====== Dataset records ======
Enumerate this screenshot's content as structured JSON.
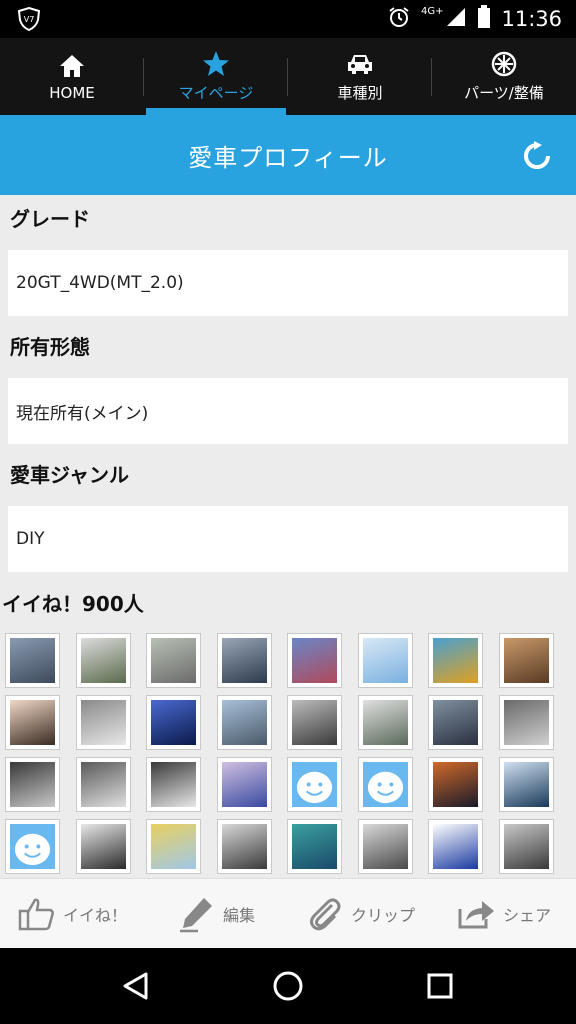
{
  "status_bar": {
    "time": "11:36",
    "network": "4G+"
  },
  "nav": {
    "tabs": [
      {
        "label": "HOME",
        "icon": "home-icon",
        "active": false
      },
      {
        "label": "マイページ",
        "icon": "star-icon",
        "active": true
      },
      {
        "label": "車種別",
        "icon": "car-icon",
        "active": false
      },
      {
        "label": "パーツ/整備",
        "icon": "wheel-icon",
        "active": false
      }
    ]
  },
  "header": {
    "title": "愛車プロフィール",
    "refresh_icon": "refresh-icon"
  },
  "profile": {
    "grade_label": "グレード",
    "grade_value": "20GT_4WD(MT_2.0)",
    "ownership_label": "所有形態",
    "ownership_value": "現在所有(メイン)",
    "genre_label": "愛車ジャンル",
    "genre_value": "DIY"
  },
  "likes": {
    "label": "イイね！900人",
    "thumbnails": [
      {
        "kind": "photo",
        "colors": [
          "#3d4a5c",
          "#8a9bb0"
        ]
      },
      {
        "kind": "photo",
        "colors": [
          "#5a6b4c",
          "#dcdcdc"
        ]
      },
      {
        "kind": "photo",
        "colors": [
          "#6b6b6b",
          "#b8c0b4"
        ]
      },
      {
        "kind": "photo",
        "colors": [
          "#2c3a4d",
          "#9aa6b6"
        ]
      },
      {
        "kind": "photo",
        "colors": [
          "#b04a5a",
          "#6a86c8"
        ]
      },
      {
        "kind": "photo",
        "colors": [
          "#7ab0e0",
          "#d8e8f4"
        ]
      },
      {
        "kind": "photo",
        "colors": [
          "#e0a020",
          "#4aa0d0"
        ]
      },
      {
        "kind": "photo",
        "colors": [
          "#5a3a24",
          "#c89a6a"
        ]
      },
      {
        "kind": "photo",
        "colors": [
          "#3a2a20",
          "#f0d8c8"
        ]
      },
      {
        "kind": "photo",
        "colors": [
          "#e8e8e8",
          "#8a8a8a"
        ]
      },
      {
        "kind": "photo",
        "colors": [
          "#0a1a4a",
          "#4a6ad0"
        ]
      },
      {
        "kind": "photo",
        "colors": [
          "#4a5a6a",
          "#a8c0d8"
        ]
      },
      {
        "kind": "photo",
        "colors": [
          "#3a3a3a",
          "#bcbcbc"
        ]
      },
      {
        "kind": "photo",
        "colors": [
          "#5a6a5a",
          "#e0e0e0"
        ]
      },
      {
        "kind": "photo",
        "colors": [
          "#2a3040",
          "#8090a0"
        ]
      },
      {
        "kind": "photo",
        "colors": [
          "#d0d0d0",
          "#6a6a6a"
        ]
      },
      {
        "kind": "photo",
        "colors": [
          "#c8c8c8",
          "#3a3a3a"
        ]
      },
      {
        "kind": "photo",
        "colors": [
          "#e0e0e0",
          "#5a5a5a"
        ]
      },
      {
        "kind": "photo",
        "colors": [
          "#e8e8e8",
          "#3a3a3a"
        ]
      },
      {
        "kind": "photo",
        "colors": [
          "#3a4aa0",
          "#d0c0e0"
        ]
      },
      {
        "kind": "avatar",
        "colors": [
          "#6ab8f0",
          "#ffffff"
        ]
      },
      {
        "kind": "avatar",
        "colors": [
          "#6ab8f0",
          "#ffffff"
        ]
      },
      {
        "kind": "photo",
        "colors": [
          "#1a1a2a",
          "#d06a2a"
        ]
      },
      {
        "kind": "photo",
        "colors": [
          "#1a3a5a",
          "#d0e0f0"
        ]
      },
      {
        "kind": "avatar",
        "colors": [
          "#6ab8f0",
          "#ffffff"
        ]
      },
      {
        "kind": "photo",
        "colors": [
          "#2a2a2a",
          "#e8e8e8"
        ]
      },
      {
        "kind": "photo",
        "colors": [
          "#a0c8e8",
          "#e8d060"
        ]
      },
      {
        "kind": "photo",
        "colors": [
          "#3a3a3a",
          "#d8d8d8"
        ]
      },
      {
        "kind": "photo",
        "colors": [
          "#1a4a6a",
          "#3aa0a0"
        ]
      },
      {
        "kind": "photo",
        "colors": [
          "#4a4a4a",
          "#d8d8d8"
        ]
      },
      {
        "kind": "photo",
        "colors": [
          "#1a3aa0",
          "#ffffff"
        ]
      },
      {
        "kind": "photo",
        "colors": [
          "#3a3a3a",
          "#c8c8c8"
        ]
      }
    ]
  },
  "toolbar": {
    "like_label": "イイね！",
    "edit_label": "編集",
    "clip_label": "クリップ",
    "share_label": "シェア"
  },
  "colors": {
    "accent": "#29a3e0",
    "nav_bg": "#141414",
    "page_bg": "#ececec"
  }
}
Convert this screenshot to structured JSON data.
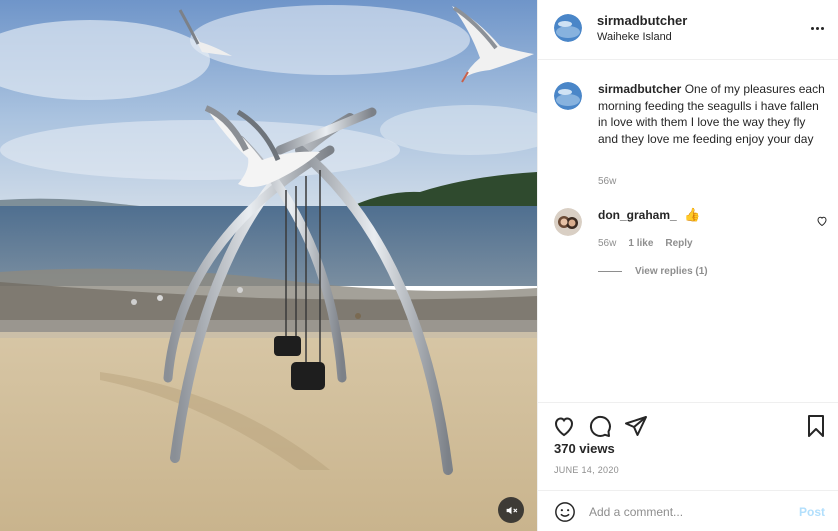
{
  "post": {
    "media": {
      "alt_icon": "mute-icon"
    },
    "author": {
      "username": "sirmadbutcher",
      "location": "Waiheke Island"
    },
    "caption": {
      "username": "sirmadbutcher",
      "text": "One of my pleasures each morning feeding the seagulls i have fallen in love with them I love the way they fly and they love me feeding enjoy your day",
      "time": "56w"
    },
    "comments": [
      {
        "username": "don_graham_",
        "text": "👍",
        "time": "56w",
        "likes": "1 like",
        "reply_label": "Reply",
        "view_replies": "View replies (1)"
      }
    ],
    "views": "370 views",
    "date": "JUNE 14, 2020",
    "composer": {
      "placeholder": "Add a comment...",
      "post_label": "Post"
    }
  },
  "colors": {
    "accent_disabled": "#b2dffc",
    "muted_text": "#8e8e8e",
    "text": "#262626",
    "divider": "#efefef"
  }
}
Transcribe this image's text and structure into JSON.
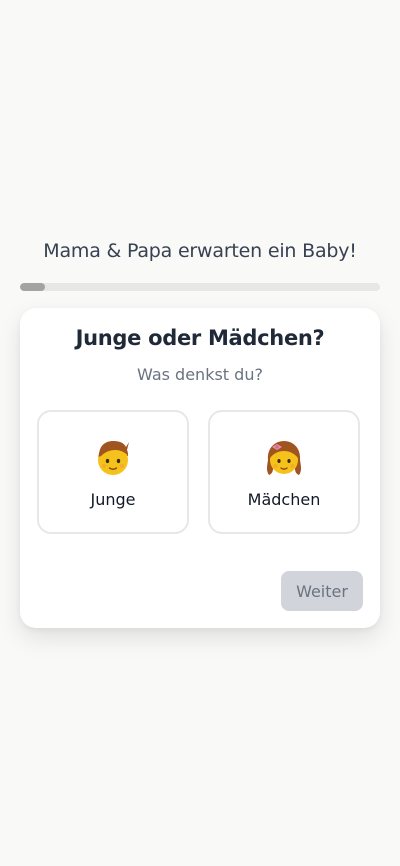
{
  "header": {
    "title": "Mama & Papa erwarten ein Baby!"
  },
  "progress": {
    "fraction": 0.07
  },
  "question": {
    "title": "Junge oder Mädchen?",
    "subtitle": "Was denkst du?",
    "options": [
      {
        "label": "Junge",
        "icon": "boy-emoji-icon"
      },
      {
        "label": "Mädchen",
        "icon": "girl-emoji-icon"
      }
    ],
    "next_label": "Weiter"
  },
  "colors": {
    "background": "#f9f9f8",
    "card": "#ffffff",
    "progress_track": "#e7e7e6",
    "progress_fill": "#a3a3a3",
    "button_disabled_bg": "#d1d5db",
    "button_disabled_text": "#6b7280"
  }
}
======
_Problem to solve:_ Extract only the lines from the line containing "Transcribe this image's" through the final line of the listing above, unchanged; pictures stay out of the copy.

_Answer for this exercise:_
Transcribe this image's text and structure into JSON.
{
  "header": {
    "title": "Mama & Papa erwarten ein Baby!"
  },
  "progress": {
    "fraction": 0.07
  },
  "question": {
    "title": "Junge oder Mädchen?",
    "subtitle": "Was denkst du?",
    "options": [
      {
        "label": "Junge",
        "icon": "boy-emoji-icon"
      },
      {
        "label": "Mädchen",
        "icon": "girl-emoji-icon"
      }
    ],
    "next_label": "Weiter"
  },
  "colors": {
    "background": "#f9f9f8",
    "card": "#ffffff",
    "progress_track": "#e7e7e6",
    "progress_fill": "#a3a3a3",
    "button_disabled_bg": "#d1d5db",
    "button_disabled_text": "#6b7280"
  }
}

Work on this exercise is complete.